### WORK TO DO
Locate every line in the items below that contains the string "Orders" and copy each of those lines. Case counts.

## start

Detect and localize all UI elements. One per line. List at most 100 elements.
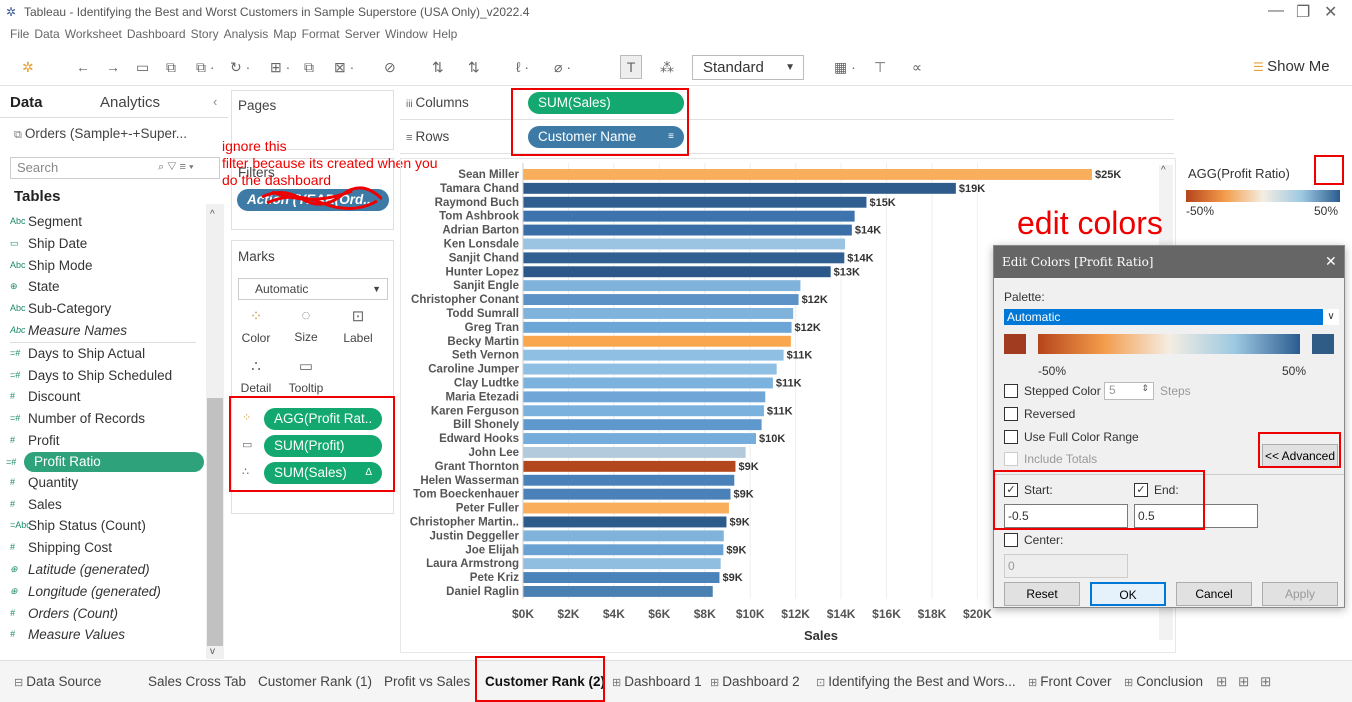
highlight-icon[interactable]: ℓ · (516, 59, 529, 75)
fit-dropdown[interactable]: Standard ▼ (692, 55, 804, 80)
tab-sheet[interactable]: Sales Cross Tab (148, 674, 246, 689)
menu-data[interactable]: Data (34, 27, 59, 41)
collapse-pane-icon[interactable]: ‹ (213, 94, 217, 109)
tab-sheet[interactable]: ⊞ Dashboard 1 (612, 674, 702, 689)
annotate-icon[interactable]: ⌀ · (554, 59, 571, 76)
columns-label: iii Columns (406, 95, 469, 110)
field-item[interactable]: ▭ Ship Date (0, 233, 206, 255)
center-value-input[interactable]: 0 (1004, 554, 1128, 578)
fix-axes-icon[interactable]: ⁂ (660, 59, 674, 76)
show-cards-icon[interactable]: ▦ · (834, 59, 856, 76)
new-sheet-icon[interactable]: ⊞ (1216, 674, 1227, 690)
end-color-swatch[interactable] (1312, 334, 1334, 354)
field-item[interactable]: Abc Sub-Category (0, 298, 206, 320)
field-item[interactable]: =# Profit Ratio (6, 451, 204, 472)
swap-icon[interactable]: ⊞ · (270, 59, 290, 76)
menu-window[interactable]: Window (385, 27, 428, 41)
full-range-checkbox[interactable] (1004, 430, 1018, 444)
tab-data[interactable]: Data (10, 94, 43, 111)
share-icon[interactable]: ∝ (912, 59, 922, 76)
new-sheet-icon[interactable]: ⧉ · (196, 59, 215, 76)
menu-analysis[interactable]: Analysis (224, 27, 269, 41)
back-icon[interactable]: ← (76, 59, 90, 75)
menu-file[interactable]: File (10, 27, 29, 41)
palette-dropdown[interactable]: Automatic ∨ (1004, 309, 1339, 325)
menu-server[interactable]: Server (345, 27, 380, 41)
show-labels-icon[interactable]: T (620, 55, 642, 79)
mark-type-dropdown[interactable]: Automatic ▼ (238, 278, 388, 300)
clear-sheet-icon[interactable]: ⊠ · (334, 59, 354, 76)
field-item[interactable]: Abc Measure Names (0, 320, 206, 342)
field-item[interactable]: # Profit (0, 430, 206, 452)
chart-scroll-up-icon[interactable]: ^ (1161, 165, 1166, 176)
new-sheet-icon[interactable]: ⊞ (1238, 674, 1249, 690)
sort-desc-icon[interactable]: ⇅ (468, 59, 480, 76)
menu-worksheet[interactable]: Worksheet (65, 27, 122, 41)
field-item[interactable]: =# Days to Ship Scheduled (0, 365, 206, 387)
menu-dashboard[interactable]: Dashboard (127, 27, 186, 41)
group-icon[interactable]: ⊘ (384, 59, 396, 76)
cancel-button[interactable]: Cancel (1176, 582, 1252, 606)
field-item[interactable]: =Abc Ship Status (Count) (0, 515, 206, 537)
tab-sheet[interactable]: ⊞ Dashboard 2 (710, 674, 800, 689)
field-item[interactable]: # Sales (0, 494, 206, 516)
color-button[interactable]: ⁘ Color (236, 307, 276, 345)
ok-button[interactable]: OK (1090, 582, 1166, 606)
size-button[interactable]: ◌ Size (286, 307, 326, 344)
field-item[interactable]: Abc Ship Mode (0, 255, 206, 277)
scrollbar-thumb[interactable] (207, 398, 223, 646)
steps-stepper[interactable]: 5 ⇕ (1104, 382, 1154, 400)
restore-icon[interactable]: ❐ (1296, 2, 1310, 22)
field-item[interactable]: # Measure Values (0, 624, 206, 646)
stepped-color-checkbox[interactable] (1004, 384, 1018, 398)
field-item[interactable]: # Orders (Count) (0, 603, 206, 625)
duplicate-icon[interactable]: ⧉ (304, 59, 314, 76)
show-me-button[interactable]: ☰ Show Me (1253, 58, 1330, 75)
tableau-icon[interactable]: ✲ (22, 59, 34, 76)
new-datasource-icon[interactable]: ⧉ (166, 59, 176, 76)
dialog-close-icon[interactable]: ✕ (1325, 253, 1337, 270)
menu-map[interactable]: Map (273, 27, 296, 41)
scroll-down-icon[interactable]: v (210, 646, 215, 657)
tab-sheet[interactable]: Profit vs Sales (384, 674, 470, 689)
detail-button[interactable]: ∴ Detail (236, 357, 276, 395)
include-totals-checkbox[interactable] (1004, 452, 1018, 466)
save-icon[interactable]: ▭ (136, 59, 149, 76)
tab-sheet[interactable]: ⊟ Data Source (14, 674, 101, 689)
tab-sheet[interactable]: ⊡ Identifying the Best and Wors... (816, 674, 1016, 689)
field-item[interactable]: ⊕ State (0, 276, 206, 298)
label-button[interactable]: ⊡ Label (338, 307, 378, 345)
field-item[interactable]: # Shipping Cost (0, 537, 206, 559)
field-item[interactable]: ⊕ Longitude (generated) (0, 581, 206, 603)
filter-icon[interactable]: ⌕ ▽ ≡ ▾ (158, 161, 194, 174)
sort-asc-icon[interactable]: ⇅ (432, 59, 444, 76)
minimize-icon[interactable]: — (1268, 2, 1284, 20)
field-item[interactable]: ⊕ Latitude (generated) (0, 559, 206, 581)
legend-menu-highlight[interactable] (1314, 155, 1344, 185)
field-item[interactable]: =# Days to Ship Actual (0, 343, 206, 365)
reversed-checkbox[interactable] (1004, 407, 1018, 421)
tooltip-button[interactable]: ▭ Tooltip (286, 357, 326, 395)
start-color-swatch[interactable] (1004, 334, 1026, 354)
tab-sheet[interactable]: ⊞ Conclusion (1124, 674, 1203, 689)
apply-button[interactable]: Apply (1262, 582, 1338, 606)
tab-sheet[interactable]: Customer Rank (1) (258, 674, 372, 689)
field-item[interactable]: =# Number of Records (0, 408, 206, 430)
datasource-item[interactable]: ⧉ Orders (Sample+-+Super... (14, 126, 187, 142)
new-sheet-icon[interactable]: ⊞ (1260, 674, 1271, 690)
close-window-icon[interactable]: ✕ (1324, 2, 1337, 22)
menu-format[interactable]: Format (302, 27, 340, 41)
tab-sheet[interactable]: ⊞ Front Cover (1028, 674, 1112, 689)
menu-story[interactable]: Story (191, 27, 219, 41)
field-item[interactable]: # Quantity (0, 472, 206, 494)
scroll-up-icon[interactable]: ^ (210, 209, 215, 220)
forward-icon[interactable]: → (106, 59, 120, 75)
menu-help[interactable]: Help (433, 27, 458, 41)
presentation-icon[interactable]: ⊤ (874, 59, 886, 76)
tab-analytics[interactable]: Analytics (100, 94, 160, 111)
center-checkbox[interactable] (1004, 533, 1018, 547)
refresh-icon[interactable]: ↻ · (230, 59, 250, 76)
reset-button[interactable]: Reset (1004, 582, 1080, 606)
field-item[interactable]: # Discount (0, 386, 206, 408)
field-item[interactable]: Abc Segment (0, 211, 206, 233)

## end

### SOLUTION TO THE EXERCISE
field-item[interactable]: # Orders (Count) (0, 603, 206, 625)
datasource-item[interactable]: ⧉ Orders (Sample+-+Super... (14, 126, 187, 142)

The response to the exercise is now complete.